For each line that holds "使所续写短文结构紧凑", copy the line out.

%%

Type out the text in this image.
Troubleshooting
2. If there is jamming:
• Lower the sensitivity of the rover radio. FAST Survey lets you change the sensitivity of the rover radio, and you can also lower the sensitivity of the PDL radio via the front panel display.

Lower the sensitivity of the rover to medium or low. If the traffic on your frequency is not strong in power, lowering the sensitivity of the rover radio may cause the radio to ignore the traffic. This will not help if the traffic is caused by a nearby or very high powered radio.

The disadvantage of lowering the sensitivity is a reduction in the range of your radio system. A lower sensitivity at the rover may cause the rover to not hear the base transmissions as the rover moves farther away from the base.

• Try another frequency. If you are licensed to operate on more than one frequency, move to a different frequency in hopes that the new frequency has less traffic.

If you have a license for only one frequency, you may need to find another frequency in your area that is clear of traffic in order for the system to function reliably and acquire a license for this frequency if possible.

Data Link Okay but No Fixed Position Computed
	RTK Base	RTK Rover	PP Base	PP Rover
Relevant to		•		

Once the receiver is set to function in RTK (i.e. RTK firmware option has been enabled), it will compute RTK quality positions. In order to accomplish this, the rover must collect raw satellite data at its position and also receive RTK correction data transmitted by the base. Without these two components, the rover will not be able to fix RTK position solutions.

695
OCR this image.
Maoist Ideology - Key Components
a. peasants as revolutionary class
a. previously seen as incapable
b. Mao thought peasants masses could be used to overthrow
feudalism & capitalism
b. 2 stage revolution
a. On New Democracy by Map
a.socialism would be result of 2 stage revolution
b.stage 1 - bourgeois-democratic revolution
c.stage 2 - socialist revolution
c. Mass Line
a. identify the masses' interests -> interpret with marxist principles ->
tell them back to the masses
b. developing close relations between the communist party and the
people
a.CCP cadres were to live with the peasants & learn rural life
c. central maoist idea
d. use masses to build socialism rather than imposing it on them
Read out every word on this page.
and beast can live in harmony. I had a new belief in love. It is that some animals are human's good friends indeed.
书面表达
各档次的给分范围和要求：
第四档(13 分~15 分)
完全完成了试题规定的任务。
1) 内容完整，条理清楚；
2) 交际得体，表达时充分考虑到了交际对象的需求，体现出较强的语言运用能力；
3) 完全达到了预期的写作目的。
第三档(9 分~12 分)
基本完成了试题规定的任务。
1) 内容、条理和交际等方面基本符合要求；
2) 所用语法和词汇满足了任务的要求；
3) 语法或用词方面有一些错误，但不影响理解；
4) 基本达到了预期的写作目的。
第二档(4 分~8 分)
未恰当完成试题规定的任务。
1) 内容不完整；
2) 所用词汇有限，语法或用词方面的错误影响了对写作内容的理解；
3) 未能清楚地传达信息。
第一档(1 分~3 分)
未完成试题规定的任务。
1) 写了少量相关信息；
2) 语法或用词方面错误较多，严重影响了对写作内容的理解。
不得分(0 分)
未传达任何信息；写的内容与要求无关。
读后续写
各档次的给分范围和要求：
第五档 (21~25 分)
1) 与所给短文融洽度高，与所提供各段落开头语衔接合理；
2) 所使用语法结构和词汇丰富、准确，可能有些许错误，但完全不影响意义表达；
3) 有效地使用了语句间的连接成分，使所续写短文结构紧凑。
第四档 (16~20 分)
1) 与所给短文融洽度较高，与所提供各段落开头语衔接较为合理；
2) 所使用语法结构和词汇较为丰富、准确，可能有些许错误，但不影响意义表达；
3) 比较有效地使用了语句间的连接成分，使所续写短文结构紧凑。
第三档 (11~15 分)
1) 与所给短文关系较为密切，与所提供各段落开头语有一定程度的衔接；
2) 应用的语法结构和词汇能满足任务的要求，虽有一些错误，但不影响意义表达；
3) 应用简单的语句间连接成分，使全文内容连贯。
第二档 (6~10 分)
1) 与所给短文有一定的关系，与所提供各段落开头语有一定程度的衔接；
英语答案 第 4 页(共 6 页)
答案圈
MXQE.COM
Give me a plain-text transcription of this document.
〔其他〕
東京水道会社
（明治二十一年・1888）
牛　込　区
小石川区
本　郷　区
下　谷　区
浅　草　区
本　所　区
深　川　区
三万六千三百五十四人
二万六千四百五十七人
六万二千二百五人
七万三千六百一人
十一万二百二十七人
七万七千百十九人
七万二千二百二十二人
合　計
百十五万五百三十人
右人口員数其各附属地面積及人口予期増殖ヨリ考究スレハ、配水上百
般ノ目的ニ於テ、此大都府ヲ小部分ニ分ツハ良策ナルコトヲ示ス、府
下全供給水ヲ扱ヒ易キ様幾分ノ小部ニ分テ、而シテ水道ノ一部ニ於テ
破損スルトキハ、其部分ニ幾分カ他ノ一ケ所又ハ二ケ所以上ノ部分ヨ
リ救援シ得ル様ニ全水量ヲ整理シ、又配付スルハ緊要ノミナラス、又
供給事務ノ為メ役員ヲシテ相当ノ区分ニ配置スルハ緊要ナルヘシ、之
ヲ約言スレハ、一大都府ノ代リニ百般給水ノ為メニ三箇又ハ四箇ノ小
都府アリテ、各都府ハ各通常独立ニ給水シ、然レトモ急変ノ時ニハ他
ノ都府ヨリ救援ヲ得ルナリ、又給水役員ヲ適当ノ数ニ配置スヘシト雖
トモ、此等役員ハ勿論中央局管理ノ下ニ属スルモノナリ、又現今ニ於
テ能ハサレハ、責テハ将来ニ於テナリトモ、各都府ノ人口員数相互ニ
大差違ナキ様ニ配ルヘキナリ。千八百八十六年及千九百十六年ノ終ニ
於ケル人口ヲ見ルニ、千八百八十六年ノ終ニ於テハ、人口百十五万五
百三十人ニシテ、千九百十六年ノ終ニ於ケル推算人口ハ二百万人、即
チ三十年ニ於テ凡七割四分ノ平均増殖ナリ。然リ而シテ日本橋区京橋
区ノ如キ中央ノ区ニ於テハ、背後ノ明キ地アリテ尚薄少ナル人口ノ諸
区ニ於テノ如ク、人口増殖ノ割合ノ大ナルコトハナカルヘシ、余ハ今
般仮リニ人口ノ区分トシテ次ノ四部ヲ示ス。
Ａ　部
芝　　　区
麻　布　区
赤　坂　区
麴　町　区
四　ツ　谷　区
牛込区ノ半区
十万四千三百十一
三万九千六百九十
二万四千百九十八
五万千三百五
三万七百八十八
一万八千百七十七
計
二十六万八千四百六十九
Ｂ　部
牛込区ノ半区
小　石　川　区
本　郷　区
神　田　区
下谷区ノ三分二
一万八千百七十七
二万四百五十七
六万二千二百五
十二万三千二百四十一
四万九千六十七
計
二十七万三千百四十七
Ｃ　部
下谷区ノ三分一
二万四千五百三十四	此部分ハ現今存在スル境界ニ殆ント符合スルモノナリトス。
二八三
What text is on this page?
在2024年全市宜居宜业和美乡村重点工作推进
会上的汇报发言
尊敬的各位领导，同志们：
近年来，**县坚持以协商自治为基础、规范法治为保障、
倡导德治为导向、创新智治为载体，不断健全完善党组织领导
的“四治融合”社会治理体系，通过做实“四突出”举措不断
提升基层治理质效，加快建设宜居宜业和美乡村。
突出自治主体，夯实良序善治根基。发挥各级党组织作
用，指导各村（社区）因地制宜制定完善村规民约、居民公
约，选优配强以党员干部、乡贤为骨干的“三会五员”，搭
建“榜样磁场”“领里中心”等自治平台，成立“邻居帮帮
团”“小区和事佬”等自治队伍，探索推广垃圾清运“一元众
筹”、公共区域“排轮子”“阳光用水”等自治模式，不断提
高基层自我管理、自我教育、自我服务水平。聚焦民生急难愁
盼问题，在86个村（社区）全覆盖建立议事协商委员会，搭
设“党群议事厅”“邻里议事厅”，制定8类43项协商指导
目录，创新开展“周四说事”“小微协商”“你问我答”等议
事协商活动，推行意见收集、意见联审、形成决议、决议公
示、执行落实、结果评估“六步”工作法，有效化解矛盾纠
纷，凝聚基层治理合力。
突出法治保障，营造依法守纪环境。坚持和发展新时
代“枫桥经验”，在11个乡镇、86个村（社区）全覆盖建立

%%

• **SOLVED EXERCISE**:
3) 有效地使用了语句间的连接成分，使所续写短文结构紧凑。
3) 比较有效地使用了语句间的连接成分，使所续写短文结构紧凑。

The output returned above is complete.